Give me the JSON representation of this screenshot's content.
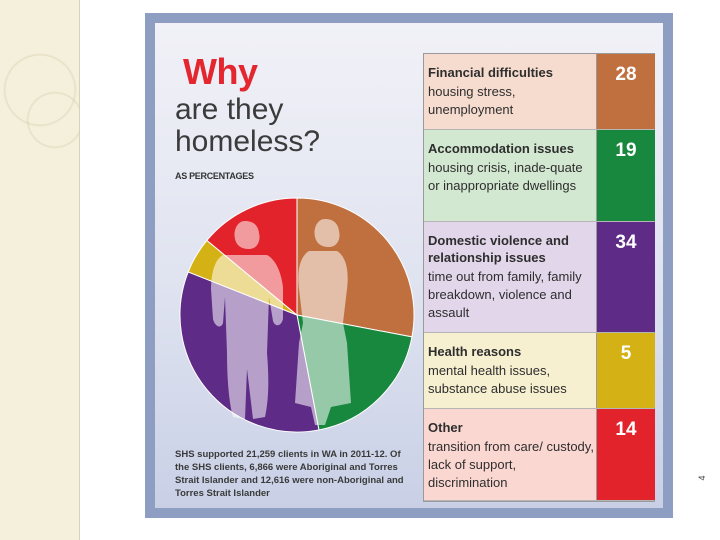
{
  "slide": {
    "number": "4"
  },
  "infographic": {
    "title_line1": "Why",
    "title_line2": "are they homeless?",
    "subtitle": "AS PERCENTAGES",
    "footnote": "SHS supported 21,259 clients in WA in 2011-12. Of the SHS clients, 6,866 were Aboriginal and Torres Strait Islander and 12,616 were non-Aboriginal and Torres Strait Islander",
    "rows": [
      {
        "name": "Financial difficulties",
        "detail": "housing stress, unemployment",
        "value": "28"
      },
      {
        "name": "Accommodation issues",
        "detail": "housing crisis, inade-quate or inappropriate dwellings",
        "value": "19"
      },
      {
        "name": "Domestic violence and relationship issues",
        "detail": "time out from family, family breakdown, violence and assault",
        "value": "34"
      },
      {
        "name": "Health reasons",
        "detail": "mental health issues, substance abuse issues",
        "value": "5"
      },
      {
        "name": "Other",
        "detail": "transition from care/ custody, lack of support, discrimination",
        "value": "14"
      }
    ]
  },
  "chart_data": {
    "type": "pie",
    "title": "Why are they homeless?",
    "subtitle": "AS PERCENTAGES",
    "categories": [
      "Financial difficulties",
      "Accommodation issues",
      "Domestic violence and relationship issues",
      "Health reasons",
      "Other"
    ],
    "values": [
      28,
      19,
      34,
      5,
      14
    ],
    "colors": [
      "#c0703f",
      "#17883e",
      "#5e2b86",
      "#d4b216",
      "#e2232b"
    ],
    "row_backgrounds": [
      "#f6dccf",
      "#d3e8d1",
      "#e2d6ea",
      "#f6efd0",
      "#fbd7d2"
    ]
  }
}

◆ WHAT THE EXERCISE ASKS ◆
Leave the pictures out, and transcribe each of the records exactly.

◆ EXERCISE SOLUTION ◆
Give me the JSON representation of this screenshot's content.
{
  "slide": {
    "number": "4"
  },
  "infographic": {
    "title_line1": "Why",
    "title_line2": "are they homeless?",
    "subtitle": "AS PERCENTAGES",
    "footnote": "SHS supported 21,259 clients in WA in 2011-12. Of the SHS clients, 6,866 were Aboriginal and Torres Strait Islander and 12,616 were non-Aboriginal and Torres Strait Islander",
    "rows": [
      {
        "name": "Financial difficulties",
        "detail": "housing stress, unemployment",
        "value": "28"
      },
      {
        "name": "Accommodation issues",
        "detail": "housing crisis, inade-quate or inappropriate dwellings",
        "value": "19"
      },
      {
        "name": "Domestic violence and relationship issues",
        "detail": "time out from family, family breakdown, violence and assault",
        "value": "34"
      },
      {
        "name": "Health reasons",
        "detail": "mental health issues, substance abuse issues",
        "value": "5"
      },
      {
        "name": "Other",
        "detail": "transition from care/ custody, lack of support, discrimination",
        "value": "14"
      }
    ]
  },
  "chart_data": {
    "type": "pie",
    "title": "Why are they homeless?",
    "subtitle": "AS PERCENTAGES",
    "categories": [
      "Financial difficulties",
      "Accommodation issues",
      "Domestic violence and relationship issues",
      "Health reasons",
      "Other"
    ],
    "values": [
      28,
      19,
      34,
      5,
      14
    ],
    "colors": [
      "#c0703f",
      "#17883e",
      "#5e2b86",
      "#d4b216",
      "#e2232b"
    ],
    "row_backgrounds": [
      "#f6dccf",
      "#d3e8d1",
      "#e2d6ea",
      "#f6efd0",
      "#fbd7d2"
    ]
  }
}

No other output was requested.